◆ ASSIGNED TASK ◆
Answer these questions from the Juan Pablo Pumpido profile:
(a) At what age did he retire from playing?
(b) In what year did he join Santa Fe Fútbol Club as a sporting manager?
(c) Whose assistant did he become at Independiente Rivadavia?

◆ PROVIDED PASSAGE ◆
Personal information
- Full name: Juan Pablo Pumpido
- Date of birth: 21 December 1982 (age 42)
- Place of birth: Santa Fe, Argentina
- Position: Midfielder

Youth career
- Years: Team
- Unión Santa Fe
- Platense
- San Lorenzo

Managerial career
- 2007–2010: Santa Fe FC
- 2010–2011: Independiente Rivadavia (assistant)
- 2011: Unión Santa Fe (youth)
- 2012: Godoy Cruz (assistant)
- 2012: Unión Santa Fe (assistant)
- 2013–2014: Unión Santa Fe (youth)
- 2014–2015: Olimpia (assistant)
- 2015–2016: Unión Santa Fe (youth)
- 2016: Unión Santa Fe (interim)
- 2017: Unión Santa Fe
- 2017–2018: Patronato
- 2019–2020: Alvarado
- 2021–2022: Sol de América
- 2022: Sportivo Ameliano
- 2023: Guaraní
- 2023–2024: Nacional Asunción
- 2024–2025: Sportivo Luqueño

= Juan Pablo Pumpido =

Argentine football manager

Juan Pablo Pumpido (born 21 December 1982) is an Argentine football manager.

==Career==
Pumpido was born in Santa Fe. After playing youth football at Unión de Santa Fe, Platense and San Lorenzo, he retired at the age of 21 and studied to become a sports journalist.

In 2005, Pumpido joined Santa Fe Fútbol Club as a sporting manager, and was later named first team manager of the club in 2007. In March 2010, he left to become an assistant of Roberto Trotta (one of the founders of Santa Fe FC) at Independiente Rivadavia.

In January 2012, after a brief period back at Unión as a manager of the club's sixth division, Pumpido joined his father's staff at Godoy Cruz. He then returned to Unión with his father in August, before taking over the club's fourth division in 2013.

(Data excerpts)
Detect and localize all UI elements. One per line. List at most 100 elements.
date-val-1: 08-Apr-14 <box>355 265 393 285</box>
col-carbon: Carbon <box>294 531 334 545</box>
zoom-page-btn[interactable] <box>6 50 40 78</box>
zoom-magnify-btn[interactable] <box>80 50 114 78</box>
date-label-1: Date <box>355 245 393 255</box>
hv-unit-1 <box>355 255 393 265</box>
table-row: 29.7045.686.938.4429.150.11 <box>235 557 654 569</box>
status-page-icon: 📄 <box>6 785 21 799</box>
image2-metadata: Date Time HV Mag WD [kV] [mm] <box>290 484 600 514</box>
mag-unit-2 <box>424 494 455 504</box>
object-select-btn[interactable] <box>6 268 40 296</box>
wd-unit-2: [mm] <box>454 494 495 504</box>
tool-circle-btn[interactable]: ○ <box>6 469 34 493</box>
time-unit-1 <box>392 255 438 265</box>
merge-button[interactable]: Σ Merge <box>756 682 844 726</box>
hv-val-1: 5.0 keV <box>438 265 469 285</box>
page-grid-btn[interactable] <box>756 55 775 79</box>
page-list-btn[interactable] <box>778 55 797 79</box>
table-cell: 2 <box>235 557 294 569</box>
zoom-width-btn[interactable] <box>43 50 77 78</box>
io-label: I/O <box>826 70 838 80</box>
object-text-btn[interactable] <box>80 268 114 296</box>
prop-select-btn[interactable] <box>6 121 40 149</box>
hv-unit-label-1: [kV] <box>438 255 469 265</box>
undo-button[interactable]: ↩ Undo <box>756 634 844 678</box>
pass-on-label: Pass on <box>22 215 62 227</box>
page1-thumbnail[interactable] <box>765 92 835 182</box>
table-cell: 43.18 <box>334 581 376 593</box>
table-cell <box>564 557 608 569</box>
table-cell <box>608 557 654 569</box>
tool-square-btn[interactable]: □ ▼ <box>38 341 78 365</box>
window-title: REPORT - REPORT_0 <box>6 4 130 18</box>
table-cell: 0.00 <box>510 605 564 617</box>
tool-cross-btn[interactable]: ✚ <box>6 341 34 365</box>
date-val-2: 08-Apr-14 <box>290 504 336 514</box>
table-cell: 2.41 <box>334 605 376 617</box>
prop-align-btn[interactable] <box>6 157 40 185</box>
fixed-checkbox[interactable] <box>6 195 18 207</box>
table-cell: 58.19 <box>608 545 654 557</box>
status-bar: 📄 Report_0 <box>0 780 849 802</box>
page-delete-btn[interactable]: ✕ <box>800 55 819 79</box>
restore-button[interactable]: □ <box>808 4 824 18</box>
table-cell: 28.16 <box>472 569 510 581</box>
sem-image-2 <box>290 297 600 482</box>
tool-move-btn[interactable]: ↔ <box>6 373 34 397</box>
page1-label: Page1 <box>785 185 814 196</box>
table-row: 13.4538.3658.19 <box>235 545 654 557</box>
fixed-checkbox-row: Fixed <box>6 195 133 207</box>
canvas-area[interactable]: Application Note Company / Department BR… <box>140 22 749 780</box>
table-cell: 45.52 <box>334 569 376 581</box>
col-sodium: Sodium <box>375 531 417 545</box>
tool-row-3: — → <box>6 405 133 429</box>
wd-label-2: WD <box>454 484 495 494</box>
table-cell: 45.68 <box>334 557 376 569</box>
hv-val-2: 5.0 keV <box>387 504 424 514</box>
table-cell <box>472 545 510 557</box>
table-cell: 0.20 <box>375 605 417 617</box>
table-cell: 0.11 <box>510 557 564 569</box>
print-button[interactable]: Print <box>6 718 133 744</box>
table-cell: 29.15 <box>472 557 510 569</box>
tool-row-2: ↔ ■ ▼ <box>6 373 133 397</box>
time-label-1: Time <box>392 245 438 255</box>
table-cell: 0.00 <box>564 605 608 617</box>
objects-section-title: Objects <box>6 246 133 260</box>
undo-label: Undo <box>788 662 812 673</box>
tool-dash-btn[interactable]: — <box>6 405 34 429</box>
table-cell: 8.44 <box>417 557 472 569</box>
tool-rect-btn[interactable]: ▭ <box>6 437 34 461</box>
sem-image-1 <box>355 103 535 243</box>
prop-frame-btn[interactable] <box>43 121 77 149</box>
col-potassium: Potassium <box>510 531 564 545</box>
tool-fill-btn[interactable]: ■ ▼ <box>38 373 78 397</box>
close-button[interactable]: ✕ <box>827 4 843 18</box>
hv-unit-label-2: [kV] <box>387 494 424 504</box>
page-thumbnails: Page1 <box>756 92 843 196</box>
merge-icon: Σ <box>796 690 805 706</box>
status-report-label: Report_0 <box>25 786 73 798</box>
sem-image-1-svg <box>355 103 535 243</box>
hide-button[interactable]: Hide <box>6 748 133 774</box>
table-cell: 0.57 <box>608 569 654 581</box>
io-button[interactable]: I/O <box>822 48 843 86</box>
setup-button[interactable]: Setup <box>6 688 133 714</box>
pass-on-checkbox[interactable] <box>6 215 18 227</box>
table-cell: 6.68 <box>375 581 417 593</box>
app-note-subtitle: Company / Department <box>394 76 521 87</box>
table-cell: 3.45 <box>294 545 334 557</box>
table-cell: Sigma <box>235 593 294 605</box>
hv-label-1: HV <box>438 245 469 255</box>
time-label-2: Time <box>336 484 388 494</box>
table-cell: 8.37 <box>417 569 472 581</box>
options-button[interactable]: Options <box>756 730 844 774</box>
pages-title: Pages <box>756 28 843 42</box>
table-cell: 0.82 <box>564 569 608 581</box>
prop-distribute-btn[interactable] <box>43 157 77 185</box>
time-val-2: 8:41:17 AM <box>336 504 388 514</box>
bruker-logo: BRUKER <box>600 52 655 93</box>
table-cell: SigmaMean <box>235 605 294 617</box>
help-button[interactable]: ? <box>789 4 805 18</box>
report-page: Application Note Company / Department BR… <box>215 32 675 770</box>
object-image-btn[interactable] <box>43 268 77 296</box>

◆ SOLUTION TO THIS PROBLEM ◆
(a) 21
(b) 2005
(c) Roberto Trotta